[Exercise prompt]: Go through the listing and copy every line word for word.

Collected data
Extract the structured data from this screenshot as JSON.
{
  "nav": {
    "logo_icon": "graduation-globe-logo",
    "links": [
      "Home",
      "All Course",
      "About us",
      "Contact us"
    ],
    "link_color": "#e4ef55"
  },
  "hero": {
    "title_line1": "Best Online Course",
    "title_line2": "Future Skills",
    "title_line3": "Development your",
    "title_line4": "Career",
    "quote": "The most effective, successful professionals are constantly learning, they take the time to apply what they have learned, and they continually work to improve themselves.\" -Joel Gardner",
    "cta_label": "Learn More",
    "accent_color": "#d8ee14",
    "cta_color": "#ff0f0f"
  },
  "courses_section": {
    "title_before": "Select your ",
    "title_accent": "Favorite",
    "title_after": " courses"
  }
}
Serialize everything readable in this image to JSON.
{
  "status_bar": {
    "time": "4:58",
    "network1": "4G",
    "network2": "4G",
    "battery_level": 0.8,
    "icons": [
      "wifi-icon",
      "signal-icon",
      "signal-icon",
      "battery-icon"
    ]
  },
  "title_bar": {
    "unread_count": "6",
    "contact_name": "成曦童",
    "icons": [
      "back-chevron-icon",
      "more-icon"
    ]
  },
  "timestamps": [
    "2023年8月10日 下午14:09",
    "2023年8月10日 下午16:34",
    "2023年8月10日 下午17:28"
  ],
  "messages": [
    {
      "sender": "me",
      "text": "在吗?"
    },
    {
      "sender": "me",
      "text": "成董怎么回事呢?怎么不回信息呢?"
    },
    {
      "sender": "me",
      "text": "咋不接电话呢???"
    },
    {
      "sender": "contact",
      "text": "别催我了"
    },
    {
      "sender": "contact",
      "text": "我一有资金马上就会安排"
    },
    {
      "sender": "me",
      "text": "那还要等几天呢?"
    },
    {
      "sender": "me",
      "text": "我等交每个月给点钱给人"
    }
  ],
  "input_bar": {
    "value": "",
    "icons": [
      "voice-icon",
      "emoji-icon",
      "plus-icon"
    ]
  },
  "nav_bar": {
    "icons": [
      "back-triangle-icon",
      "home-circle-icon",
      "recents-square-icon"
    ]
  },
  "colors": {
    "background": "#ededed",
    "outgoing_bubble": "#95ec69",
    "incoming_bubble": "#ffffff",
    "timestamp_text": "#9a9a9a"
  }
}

[Answer to the exercise]:
Extract the structured data from this screenshot as JSON.
{
  "nav": {
    "logo_icon": "graduation-globe-logo",
    "links": [
      "Home",
      "All Course",
      "About us",
      "Contact us"
    ],
    "link_color": "#e4ef55"
  },
  "hero": {
    "title_line1": "Best Online Course",
    "title_line2": "Future Skills",
    "title_line3": "Development your",
    "title_line4": "Career",
    "quote": "The most effective, successful professionals are constantly learning, they take the time to apply what they have learned, and they continually work to improve themselves.\" -Joel Gardner",
    "cta_label": "Learn More",
    "accent_color": "#d8ee14",
    "cta_color": "#ff0f0f"
  },
  "courses_section": {
    "title_before": "Select your ",
    "title_accent": "Favorite",
    "title_after": " courses"
  }
}
Serialize everything readable in this image to JSON.
{
  "status_bar": {
    "time": "4:58",
    "network1": "4G",
    "network2": "4G",
    "battery_level": 0.8,
    "icons": [
      "wifi-icon",
      "signal-icon",
      "signal-icon",
      "battery-icon"
    ]
  },
  "title_bar": {
    "unread_count": "6",
    "contact_name": "成曦童",
    "icons": [
      "back-chevron-icon",
      "more-icon"
    ]
  },
  "timestamps": [
    "2023年8月10日 下午14:09",
    "2023年8月10日 下午16:34",
    "2023年8月10日 下午17:28"
  ],
  "messages": [
    {
      "sender": "me",
      "text": "在吗?"
    },
    {
      "sender": "me",
      "text": "成董怎么回事呢?怎么不回信息呢?"
    },
    {
      "sender": "me",
      "text": "咋不接电话呢???"
    },
    {
      "sender": "contact",
      "text": "别催我了"
    },
    {
      "sender": "contact",
      "text": "我一有资金马上就会安排"
    },
    {
      "sender": "me",
      "text": "那还要等几天呢?"
    },
    {
      "sender": "me",
      "text": "我等交每个月给点钱给人"
    }
  ],
  "input_bar": {
    "value": "",
    "icons": [
      "voice-icon",
      "emoji-icon",
      "plus-icon"
    ]
  },
  "nav_bar": {
    "icons": [
      "back-triangle-icon",
      "home-circle-icon",
      "recents-square-icon"
    ]
  },
  "colors": {
    "background": "#ededed",
    "outgoing_bubble": "#95ec69",
    "incoming_bubble": "#ffffff",
    "timestamp_text": "#9a9a9a"
  }
}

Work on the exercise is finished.